### Task directions
Copy every record below exactly as written, but leave out the pictures.

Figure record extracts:
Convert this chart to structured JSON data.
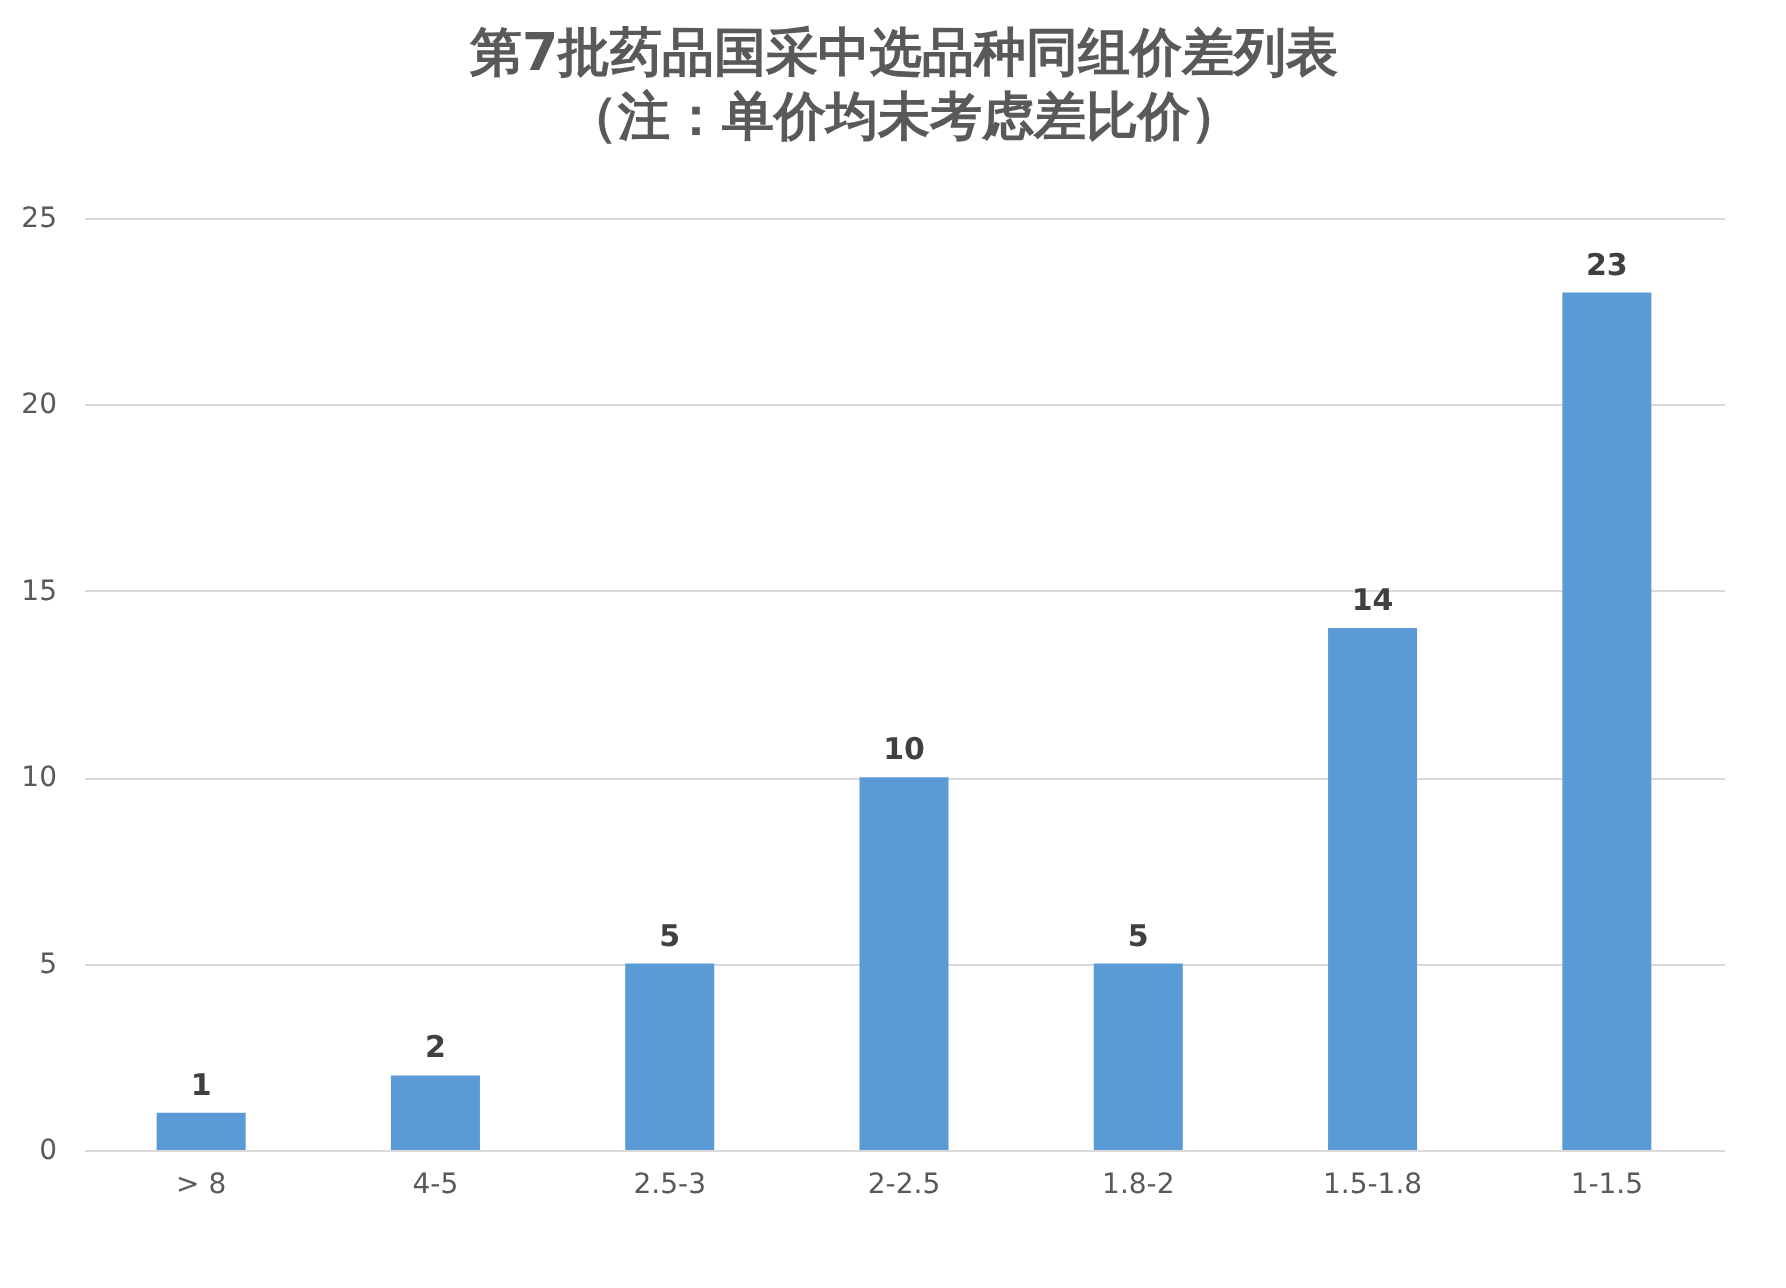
{
  "chart_data": {
    "type": "bar",
    "title": "第7批药品国采中选品种同组价差列表",
    "subtitle": "（注：单价均未考虑差比价）",
    "categories": [
      "> 8",
      "4-5",
      "2.5-3",
      "2-2.5",
      "1.8-2",
      "1.5-1.8",
      "1-1.5"
    ],
    "values": [
      1,
      2,
      5,
      10,
      5,
      14,
      23
    ],
    "color": "#5b9bd5",
    "ylim": [
      0,
      25
    ],
    "yticks": [
      0,
      5,
      10,
      15,
      20,
      25
    ],
    "grid": "y",
    "data_labels": true
  }
}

### Solution to the exercise
Convert this chart to structured JSON data.
{
  "chart_data": {
    "type": "bar",
    "title": "第7批药品国采中选品种同组价差列表",
    "subtitle": "（注：单价均未考虑差比价）",
    "categories": [
      "> 8",
      "4-5",
      "2.5-3",
      "2-2.5",
      "1.8-2",
      "1.5-1.8",
      "1-1.5"
    ],
    "values": [
      1,
      2,
      5,
      10,
      5,
      14,
      23
    ],
    "color": "#5b9bd5",
    "ylim": [
      0,
      25
    ],
    "yticks": [
      0,
      5,
      10,
      15,
      20,
      25
    ],
    "grid": "y",
    "data_labels": true
  }
}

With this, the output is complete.